Task goal » Produce a verbatim copy of the entries listed below.

□ □ □ □ □

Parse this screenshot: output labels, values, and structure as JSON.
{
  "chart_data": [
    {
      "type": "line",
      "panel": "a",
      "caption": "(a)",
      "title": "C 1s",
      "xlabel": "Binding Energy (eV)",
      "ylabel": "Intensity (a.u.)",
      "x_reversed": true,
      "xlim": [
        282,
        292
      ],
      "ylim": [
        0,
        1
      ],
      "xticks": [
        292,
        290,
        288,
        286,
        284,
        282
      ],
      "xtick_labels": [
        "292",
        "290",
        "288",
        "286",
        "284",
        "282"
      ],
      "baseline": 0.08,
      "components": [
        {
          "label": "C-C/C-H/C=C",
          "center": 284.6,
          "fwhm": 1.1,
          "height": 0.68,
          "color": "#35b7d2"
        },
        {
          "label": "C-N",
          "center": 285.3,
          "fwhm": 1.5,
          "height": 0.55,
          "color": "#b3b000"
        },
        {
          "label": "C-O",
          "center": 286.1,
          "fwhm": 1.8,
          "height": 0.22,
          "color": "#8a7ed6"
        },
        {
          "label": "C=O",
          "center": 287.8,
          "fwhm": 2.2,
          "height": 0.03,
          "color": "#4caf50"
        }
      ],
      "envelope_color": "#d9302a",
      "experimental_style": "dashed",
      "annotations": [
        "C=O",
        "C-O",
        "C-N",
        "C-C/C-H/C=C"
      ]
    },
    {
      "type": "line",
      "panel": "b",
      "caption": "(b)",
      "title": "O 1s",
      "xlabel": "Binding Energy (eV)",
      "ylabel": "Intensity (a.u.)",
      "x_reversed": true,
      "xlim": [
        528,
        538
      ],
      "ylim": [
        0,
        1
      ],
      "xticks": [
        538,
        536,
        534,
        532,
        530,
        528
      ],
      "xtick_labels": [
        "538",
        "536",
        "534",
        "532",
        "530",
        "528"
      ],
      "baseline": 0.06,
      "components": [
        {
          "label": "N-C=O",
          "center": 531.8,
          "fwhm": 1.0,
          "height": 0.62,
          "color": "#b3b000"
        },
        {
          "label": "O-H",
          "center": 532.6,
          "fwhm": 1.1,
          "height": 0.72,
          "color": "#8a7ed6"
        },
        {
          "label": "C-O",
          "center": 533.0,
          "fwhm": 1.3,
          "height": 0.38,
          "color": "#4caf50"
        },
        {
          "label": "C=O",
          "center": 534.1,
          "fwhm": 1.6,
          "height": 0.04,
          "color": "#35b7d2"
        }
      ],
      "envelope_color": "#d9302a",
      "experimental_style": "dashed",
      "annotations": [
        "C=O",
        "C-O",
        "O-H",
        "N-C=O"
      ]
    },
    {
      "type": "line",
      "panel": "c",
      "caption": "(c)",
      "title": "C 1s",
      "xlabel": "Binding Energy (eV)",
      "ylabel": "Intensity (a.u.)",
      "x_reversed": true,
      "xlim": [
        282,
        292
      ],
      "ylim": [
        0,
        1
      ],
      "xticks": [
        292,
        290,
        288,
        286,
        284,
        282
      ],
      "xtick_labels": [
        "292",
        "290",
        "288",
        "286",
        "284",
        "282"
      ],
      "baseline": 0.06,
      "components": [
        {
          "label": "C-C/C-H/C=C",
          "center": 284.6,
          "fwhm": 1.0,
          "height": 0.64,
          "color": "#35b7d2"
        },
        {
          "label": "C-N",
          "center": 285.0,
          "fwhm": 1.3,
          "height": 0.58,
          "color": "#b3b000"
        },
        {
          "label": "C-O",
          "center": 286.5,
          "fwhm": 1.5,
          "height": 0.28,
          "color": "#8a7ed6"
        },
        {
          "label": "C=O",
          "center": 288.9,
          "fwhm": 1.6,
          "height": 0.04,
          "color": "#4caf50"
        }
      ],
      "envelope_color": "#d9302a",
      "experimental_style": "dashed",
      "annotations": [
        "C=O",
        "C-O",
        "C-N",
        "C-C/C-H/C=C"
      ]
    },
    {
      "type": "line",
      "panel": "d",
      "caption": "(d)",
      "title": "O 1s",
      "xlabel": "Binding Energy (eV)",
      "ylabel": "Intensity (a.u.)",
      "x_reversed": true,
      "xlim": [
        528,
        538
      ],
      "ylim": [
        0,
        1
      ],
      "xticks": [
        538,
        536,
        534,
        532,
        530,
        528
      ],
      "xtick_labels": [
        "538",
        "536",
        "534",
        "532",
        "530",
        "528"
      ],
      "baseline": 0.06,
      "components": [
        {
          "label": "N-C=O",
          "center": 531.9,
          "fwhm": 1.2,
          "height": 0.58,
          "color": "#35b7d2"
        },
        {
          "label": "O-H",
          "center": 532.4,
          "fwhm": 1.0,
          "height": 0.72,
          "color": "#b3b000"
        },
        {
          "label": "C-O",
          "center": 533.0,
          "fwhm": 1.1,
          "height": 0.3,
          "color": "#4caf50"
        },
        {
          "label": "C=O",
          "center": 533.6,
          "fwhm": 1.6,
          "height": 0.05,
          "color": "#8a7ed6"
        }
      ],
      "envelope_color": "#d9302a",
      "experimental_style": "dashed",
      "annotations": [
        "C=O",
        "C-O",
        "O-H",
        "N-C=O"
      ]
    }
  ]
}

□ □ □ □ □

Task response »
Parse this screenshot: output labels, values, and structure as JSON.
{
  "chart_data": [
    {
      "type": "line",
      "panel": "a",
      "caption": "(a)",
      "title": "C 1s",
      "xlabel": "Binding Energy (eV)",
      "ylabel": "Intensity (a.u.)",
      "x_reversed": true,
      "xlim": [
        282,
        292
      ],
      "ylim": [
        0,
        1
      ],
      "xticks": [
        292,
        290,
        288,
        286,
        284,
        282
      ],
      "xtick_labels": [
        "292",
        "290",
        "288",
        "286",
        "284",
        "282"
      ],
      "baseline": 0.08,
      "components": [
        {
          "label": "C-C/C-H/C=C",
          "center": 284.6,
          "fwhm": 1.1,
          "height": 0.68,
          "color": "#35b7d2"
        },
        {
          "label": "C-N",
          "center": 285.3,
          "fwhm": 1.5,
          "height": 0.55,
          "color": "#b3b000"
        },
        {
          "label": "C-O",
          "center": 286.1,
          "fwhm": 1.8,
          "height": 0.22,
          "color": "#8a7ed6"
        },
        {
          "label": "C=O",
          "center": 287.8,
          "fwhm": 2.2,
          "height": 0.03,
          "color": "#4caf50"
        }
      ],
      "envelope_color": "#d9302a",
      "experimental_style": "dashed",
      "annotations": [
        "C=O",
        "C-O",
        "C-N",
        "C-C/C-H/C=C"
      ]
    },
    {
      "type": "line",
      "panel": "b",
      "caption": "(b)",
      "title": "O 1s",
      "xlabel": "Binding Energy (eV)",
      "ylabel": "Intensity (a.u.)",
      "x_reversed": true,
      "xlim": [
        528,
        538
      ],
      "ylim": [
        0,
        1
      ],
      "xticks": [
        538,
        536,
        534,
        532,
        530,
        528
      ],
      "xtick_labels": [
        "538",
        "536",
        "534",
        "532",
        "530",
        "528"
      ],
      "baseline": 0.06,
      "components": [
        {
          "label": "N-C=O",
          "center": 531.8,
          "fwhm": 1.0,
          "height": 0.62,
          "color": "#b3b000"
        },
        {
          "label": "O-H",
          "center": 532.6,
          "fwhm": 1.1,
          "height": 0.72,
          "color": "#8a7ed6"
        },
        {
          "label": "C-O",
          "center": 533.0,
          "fwhm": 1.3,
          "height": 0.38,
          "color": "#4caf50"
        },
        {
          "label": "C=O",
          "center": 534.1,
          "fwhm": 1.6,
          "height": 0.04,
          "color": "#35b7d2"
        }
      ],
      "envelope_color": "#d9302a",
      "experimental_style": "dashed",
      "annotations": [
        "C=O",
        "C-O",
        "O-H",
        "N-C=O"
      ]
    },
    {
      "type": "line",
      "panel": "c",
      "caption": "(c)",
      "title": "C 1s",
      "xlabel": "Binding Energy (eV)",
      "ylabel": "Intensity (a.u.)",
      "x_reversed": true,
      "xlim": [
        282,
        292
      ],
      "ylim": [
        0,
        1
      ],
      "xticks": [
        292,
        290,
        288,
        286,
        284,
        282
      ],
      "xtick_labels": [
        "292",
        "290",
        "288",
        "286",
        "284",
        "282"
      ],
      "baseline": 0.06,
      "components": [
        {
          "label": "C-C/C-H/C=C",
          "center": 284.6,
          "fwhm": 1.0,
          "height": 0.64,
          "color": "#35b7d2"
        },
        {
          "label": "C-N",
          "center": 285.0,
          "fwhm": 1.3,
          "height": 0.58,
          "color": "#b3b000"
        },
        {
          "label": "C-O",
          "center": 286.5,
          "fwhm": 1.5,
          "height": 0.28,
          "color": "#8a7ed6"
        },
        {
          "label": "C=O",
          "center": 288.9,
          "fwhm": 1.6,
          "height": 0.04,
          "color": "#4caf50"
        }
      ],
      "envelope_color": "#d9302a",
      "experimental_style": "dashed",
      "annotations": [
        "C=O",
        "C-O",
        "C-N",
        "C-C/C-H/C=C"
      ]
    },
    {
      "type": "line",
      "panel": "d",
      "caption": "(d)",
      "title": "O 1s",
      "xlabel": "Binding Energy (eV)",
      "ylabel": "Intensity (a.u.)",
      "x_reversed": true,
      "xlim": [
        528,
        538
      ],
      "ylim": [
        0,
        1
      ],
      "xticks": [
        538,
        536,
        534,
        532,
        530,
        528
      ],
      "xtick_labels": [
        "538",
        "536",
        "534",
        "532",
        "530",
        "528"
      ],
      "baseline": 0.06,
      "components": [
        {
          "label": "N-C=O",
          "center": 531.9,
          "fwhm": 1.2,
          "height": 0.58,
          "color": "#35b7d2"
        },
        {
          "label": "O-H",
          "center": 532.4,
          "fwhm": 1.0,
          "height": 0.72,
          "color": "#b3b000"
        },
        {
          "label": "C-O",
          "center": 533.0,
          "fwhm": 1.1,
          "height": 0.3,
          "color": "#4caf50"
        },
        {
          "label": "C=O",
          "center": 533.6,
          "fwhm": 1.6,
          "height": 0.05,
          "color": "#8a7ed6"
        }
      ],
      "envelope_color": "#d9302a",
      "experimental_style": "dashed",
      "annotations": [
        "C=O",
        "C-O",
        "O-H",
        "N-C=O"
      ]
    }
  ]
}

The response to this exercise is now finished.